[Job]:
Copy out the items below word for word, starting at the line that contains "Give me the" and ending after the line that contains "avatar (12, 175, 43, 206)".

──────────

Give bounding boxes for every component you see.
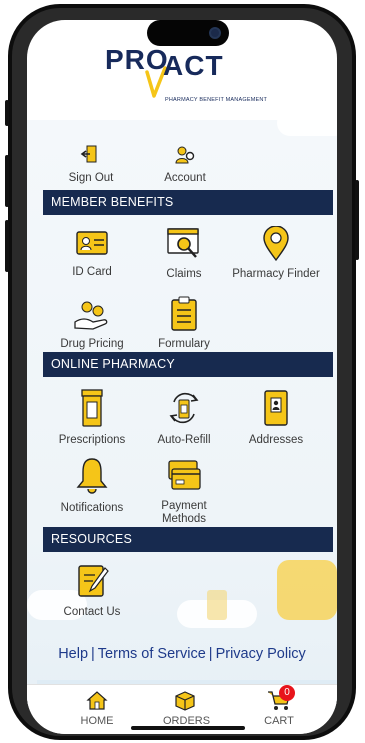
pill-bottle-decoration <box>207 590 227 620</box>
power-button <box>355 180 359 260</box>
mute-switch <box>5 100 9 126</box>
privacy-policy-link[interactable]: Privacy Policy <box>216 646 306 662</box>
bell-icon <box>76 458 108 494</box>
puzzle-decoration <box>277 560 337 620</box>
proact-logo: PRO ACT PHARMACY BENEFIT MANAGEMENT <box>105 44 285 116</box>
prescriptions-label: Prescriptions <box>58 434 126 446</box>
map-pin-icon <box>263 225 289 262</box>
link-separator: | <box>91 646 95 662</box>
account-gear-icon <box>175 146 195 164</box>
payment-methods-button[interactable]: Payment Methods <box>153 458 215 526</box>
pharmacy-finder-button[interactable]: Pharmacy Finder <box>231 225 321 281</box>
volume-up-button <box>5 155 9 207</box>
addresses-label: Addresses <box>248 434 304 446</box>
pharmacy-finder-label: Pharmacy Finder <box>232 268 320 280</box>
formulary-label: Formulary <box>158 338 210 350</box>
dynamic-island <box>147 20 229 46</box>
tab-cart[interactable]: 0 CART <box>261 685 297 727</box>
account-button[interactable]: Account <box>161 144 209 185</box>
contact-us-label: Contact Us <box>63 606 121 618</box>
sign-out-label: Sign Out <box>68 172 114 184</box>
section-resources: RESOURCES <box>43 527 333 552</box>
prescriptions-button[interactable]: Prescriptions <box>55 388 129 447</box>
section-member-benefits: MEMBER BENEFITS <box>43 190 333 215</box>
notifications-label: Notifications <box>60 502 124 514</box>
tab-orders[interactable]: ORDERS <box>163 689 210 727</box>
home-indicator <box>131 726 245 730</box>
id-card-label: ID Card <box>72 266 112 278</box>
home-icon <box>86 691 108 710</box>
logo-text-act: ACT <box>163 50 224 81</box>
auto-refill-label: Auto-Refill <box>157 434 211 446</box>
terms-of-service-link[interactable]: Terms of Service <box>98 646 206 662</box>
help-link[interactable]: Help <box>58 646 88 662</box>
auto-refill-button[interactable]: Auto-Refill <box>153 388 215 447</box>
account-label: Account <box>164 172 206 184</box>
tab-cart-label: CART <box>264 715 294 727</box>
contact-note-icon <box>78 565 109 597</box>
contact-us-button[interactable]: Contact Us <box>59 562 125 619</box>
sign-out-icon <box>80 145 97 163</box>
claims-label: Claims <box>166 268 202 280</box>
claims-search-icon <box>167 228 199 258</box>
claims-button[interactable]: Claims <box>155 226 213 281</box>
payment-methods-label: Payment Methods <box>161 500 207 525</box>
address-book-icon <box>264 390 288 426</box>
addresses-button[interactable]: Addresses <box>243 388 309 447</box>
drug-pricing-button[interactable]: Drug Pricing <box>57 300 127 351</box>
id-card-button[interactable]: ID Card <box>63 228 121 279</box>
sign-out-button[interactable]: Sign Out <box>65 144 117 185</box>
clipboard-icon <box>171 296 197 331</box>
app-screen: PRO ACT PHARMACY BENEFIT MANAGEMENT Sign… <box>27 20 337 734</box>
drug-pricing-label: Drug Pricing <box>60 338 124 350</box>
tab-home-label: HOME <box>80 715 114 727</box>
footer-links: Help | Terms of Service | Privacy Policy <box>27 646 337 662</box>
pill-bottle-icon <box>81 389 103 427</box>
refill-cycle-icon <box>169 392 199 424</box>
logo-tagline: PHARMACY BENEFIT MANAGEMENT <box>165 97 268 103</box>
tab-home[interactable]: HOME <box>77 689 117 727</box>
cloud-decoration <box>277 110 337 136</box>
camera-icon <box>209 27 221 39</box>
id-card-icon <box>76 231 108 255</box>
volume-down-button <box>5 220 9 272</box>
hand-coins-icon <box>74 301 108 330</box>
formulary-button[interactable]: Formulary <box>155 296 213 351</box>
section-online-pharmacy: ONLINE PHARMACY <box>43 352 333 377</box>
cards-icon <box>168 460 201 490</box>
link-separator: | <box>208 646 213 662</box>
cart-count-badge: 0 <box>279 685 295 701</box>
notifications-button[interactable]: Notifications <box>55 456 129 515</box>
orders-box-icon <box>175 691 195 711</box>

──────────

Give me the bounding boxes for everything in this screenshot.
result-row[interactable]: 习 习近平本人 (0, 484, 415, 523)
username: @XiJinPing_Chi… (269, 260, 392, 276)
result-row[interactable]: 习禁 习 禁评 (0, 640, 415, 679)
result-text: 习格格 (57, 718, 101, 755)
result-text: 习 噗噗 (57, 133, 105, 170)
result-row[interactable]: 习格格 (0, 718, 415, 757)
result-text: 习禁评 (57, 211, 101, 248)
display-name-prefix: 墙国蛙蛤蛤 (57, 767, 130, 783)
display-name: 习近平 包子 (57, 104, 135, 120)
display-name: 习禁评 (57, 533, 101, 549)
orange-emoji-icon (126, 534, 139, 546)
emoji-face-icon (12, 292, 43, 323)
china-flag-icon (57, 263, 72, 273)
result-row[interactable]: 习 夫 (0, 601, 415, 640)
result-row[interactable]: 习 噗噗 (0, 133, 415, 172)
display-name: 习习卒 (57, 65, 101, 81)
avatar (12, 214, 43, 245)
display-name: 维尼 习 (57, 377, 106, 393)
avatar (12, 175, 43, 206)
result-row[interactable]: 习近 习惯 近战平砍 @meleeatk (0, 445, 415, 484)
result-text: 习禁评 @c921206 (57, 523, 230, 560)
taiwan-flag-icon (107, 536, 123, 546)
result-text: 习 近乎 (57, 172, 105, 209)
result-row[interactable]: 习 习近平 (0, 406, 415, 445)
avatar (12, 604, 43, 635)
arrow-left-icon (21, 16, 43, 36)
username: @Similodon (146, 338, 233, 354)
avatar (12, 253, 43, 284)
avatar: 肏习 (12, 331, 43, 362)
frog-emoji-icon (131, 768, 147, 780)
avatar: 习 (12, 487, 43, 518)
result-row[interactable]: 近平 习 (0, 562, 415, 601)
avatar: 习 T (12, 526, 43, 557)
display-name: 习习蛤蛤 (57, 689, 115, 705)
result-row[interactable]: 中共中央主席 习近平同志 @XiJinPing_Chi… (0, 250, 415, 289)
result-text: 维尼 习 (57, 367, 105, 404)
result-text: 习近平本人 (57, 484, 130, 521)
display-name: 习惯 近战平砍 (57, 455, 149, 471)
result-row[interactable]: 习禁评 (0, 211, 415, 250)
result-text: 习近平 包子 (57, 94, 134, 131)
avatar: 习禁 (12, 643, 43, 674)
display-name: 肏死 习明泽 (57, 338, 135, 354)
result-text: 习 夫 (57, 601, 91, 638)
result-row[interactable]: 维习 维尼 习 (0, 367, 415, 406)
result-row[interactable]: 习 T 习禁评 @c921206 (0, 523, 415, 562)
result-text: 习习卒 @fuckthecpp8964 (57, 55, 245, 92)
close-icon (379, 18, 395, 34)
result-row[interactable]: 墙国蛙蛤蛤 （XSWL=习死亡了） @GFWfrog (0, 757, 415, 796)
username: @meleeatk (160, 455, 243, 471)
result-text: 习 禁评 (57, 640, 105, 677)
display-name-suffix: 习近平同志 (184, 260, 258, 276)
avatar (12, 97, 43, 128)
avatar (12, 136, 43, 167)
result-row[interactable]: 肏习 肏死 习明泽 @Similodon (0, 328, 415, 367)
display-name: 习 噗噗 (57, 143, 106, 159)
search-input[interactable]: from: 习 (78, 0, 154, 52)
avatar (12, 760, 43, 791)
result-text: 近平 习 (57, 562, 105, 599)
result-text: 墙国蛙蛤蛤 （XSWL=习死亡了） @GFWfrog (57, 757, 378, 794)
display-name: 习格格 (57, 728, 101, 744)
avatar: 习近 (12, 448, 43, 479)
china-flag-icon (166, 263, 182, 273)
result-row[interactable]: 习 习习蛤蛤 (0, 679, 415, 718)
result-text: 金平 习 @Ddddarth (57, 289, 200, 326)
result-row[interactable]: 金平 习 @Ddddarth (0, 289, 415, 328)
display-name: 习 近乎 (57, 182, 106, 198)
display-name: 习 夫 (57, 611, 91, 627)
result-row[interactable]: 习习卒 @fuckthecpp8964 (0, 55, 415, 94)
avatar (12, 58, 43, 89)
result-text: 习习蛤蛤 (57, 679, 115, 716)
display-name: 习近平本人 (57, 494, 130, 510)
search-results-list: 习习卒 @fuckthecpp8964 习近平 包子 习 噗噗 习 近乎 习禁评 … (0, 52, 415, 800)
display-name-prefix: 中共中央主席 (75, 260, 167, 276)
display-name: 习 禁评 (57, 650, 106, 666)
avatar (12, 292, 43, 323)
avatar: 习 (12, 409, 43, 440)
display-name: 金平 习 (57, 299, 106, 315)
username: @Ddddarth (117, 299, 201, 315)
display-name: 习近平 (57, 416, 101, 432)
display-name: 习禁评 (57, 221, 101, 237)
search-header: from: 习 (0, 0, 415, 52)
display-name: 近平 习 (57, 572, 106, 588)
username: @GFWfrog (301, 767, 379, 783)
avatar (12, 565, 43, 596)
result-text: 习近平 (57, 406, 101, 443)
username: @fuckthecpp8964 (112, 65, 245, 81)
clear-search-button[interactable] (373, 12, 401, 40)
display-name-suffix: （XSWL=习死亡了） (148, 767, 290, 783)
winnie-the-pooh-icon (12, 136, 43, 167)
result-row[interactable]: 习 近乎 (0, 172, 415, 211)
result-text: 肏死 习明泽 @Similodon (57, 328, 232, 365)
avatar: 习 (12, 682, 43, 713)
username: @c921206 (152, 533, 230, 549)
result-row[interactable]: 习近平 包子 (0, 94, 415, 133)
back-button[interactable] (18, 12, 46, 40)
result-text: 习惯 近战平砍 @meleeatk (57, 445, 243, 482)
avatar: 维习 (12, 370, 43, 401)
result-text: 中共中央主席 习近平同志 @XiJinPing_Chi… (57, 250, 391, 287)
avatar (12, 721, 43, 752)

──────────

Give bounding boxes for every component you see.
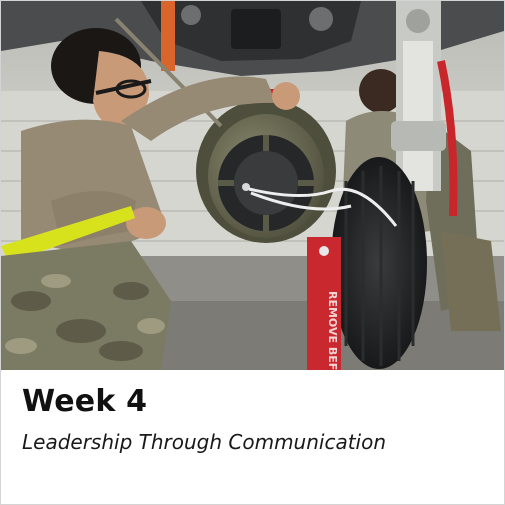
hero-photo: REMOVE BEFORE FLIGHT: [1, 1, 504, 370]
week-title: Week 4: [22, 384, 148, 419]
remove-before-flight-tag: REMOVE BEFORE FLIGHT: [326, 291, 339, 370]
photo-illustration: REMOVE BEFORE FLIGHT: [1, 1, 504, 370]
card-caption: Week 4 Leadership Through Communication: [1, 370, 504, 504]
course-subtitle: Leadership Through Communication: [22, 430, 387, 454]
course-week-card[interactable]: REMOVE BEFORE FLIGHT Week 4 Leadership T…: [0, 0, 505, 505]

──────────

[Exercise output]:
Give me the bounding boxes for everything in this screenshot.
result-row[interactable]: 习 习近平本人 (0, 484, 415, 523)
username: @XiJinPing_Chi… (269, 260, 392, 276)
result-row[interactable]: 习禁 习 禁评 (0, 640, 415, 679)
result-text: 习格格 (57, 718, 101, 755)
result-text: 习 噗噗 (57, 133, 105, 170)
result-row[interactable]: 习格格 (0, 718, 415, 757)
result-text: 习禁评 (57, 211, 101, 248)
display-name-prefix: 墙国蛙蛤蛤 (57, 767, 130, 783)
display-name: 习近平 包子 (57, 104, 135, 120)
display-name: 习禁评 (57, 533, 101, 549)
orange-emoji-icon (126, 534, 139, 546)
emoji-face-icon (12, 292, 43, 323)
china-flag-icon (57, 263, 72, 273)
result-row[interactable]: 习 夫 (0, 601, 415, 640)
result-row[interactable]: 习 噗噗 (0, 133, 415, 172)
display-name: 习习卒 (57, 65, 101, 81)
avatar (12, 214, 43, 245)
display-name: 维尼 习 (57, 377, 106, 393)
avatar (12, 175, 43, 206)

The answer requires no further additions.